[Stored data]

=======

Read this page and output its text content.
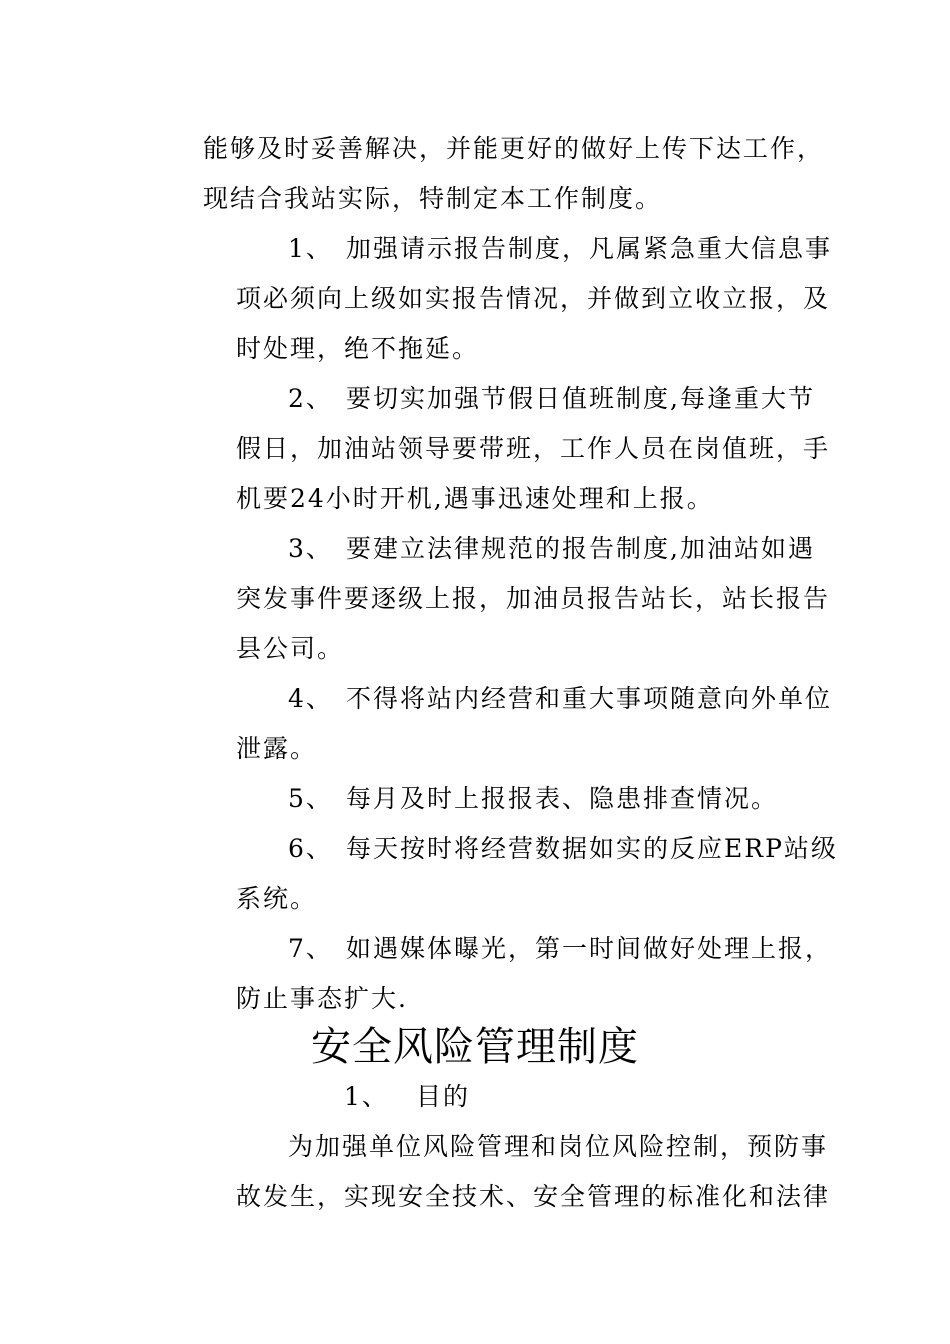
能够及时妥善解决，并能更好的做好上传下达工作，
现结合我站实际，特制定本工作制度。
1、 加强请示报告制度，凡属紧急重大信息事
项必须向上级如实报告情况，并做到立收立报，及
时处理，绝不拖延。
2、 要切实加强节假日值班制度,每逢重大节
假日，加油站领导要带班，工作人员在岗值班，手
机要24小时开机,遇事迅速处理和上报。
3、 要建立法律规范的报告制度,加油站如遇
突发事件要逐级上报，加油员报告站长，站长报告
县公司。
4、 不得将站内经营和重大事项随意向外单位
泄露。
5、 每月及时上报报表、隐患排查情况。
6、 每天按时将经营数据如实的反应ERP站级
系统。
7、 如遇媒体曝光，第一时间做好处理上报，
防止事态扩大.
安全风险管理制度
1、 目的
为加强单位风险管理和岗位风险控制，预防事
故发生，实现安全技术、安全管理的标准化和法律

=======

## WORK REQUIRED
Transcribe the full listing above exactly, with the images removed.

## COMPLETE ANSWER
Read this page and output its text content.
能够及时妥善解决，并能更好的做好上传下达工作，
现结合我站实际，特制定本工作制度。
1、 加强请示报告制度，凡属紧急重大信息事
项必须向上级如实报告情况，并做到立收立报，及
时处理，绝不拖延。
2、 要切实加强节假日值班制度,每逢重大节
假日，加油站领导要带班，工作人员在岗值班，手
机要24小时开机,遇事迅速处理和上报。
3、 要建立法律规范的报告制度,加油站如遇
突发事件要逐级上报，加油员报告站长，站长报告
县公司。
4、 不得将站内经营和重大事项随意向外单位
泄露。
5、 每月及时上报报表、隐患排查情况。
6、 每天按时将经营数据如实的反应ERP站级
系统。
7、 如遇媒体曝光，第一时间做好处理上报，
防止事态扩大.
安全风险管理制度
1、 目的
为加强单位风险管理和岗位风险控制，预防事
故发生，实现安全技术、安全管理的标准化和法律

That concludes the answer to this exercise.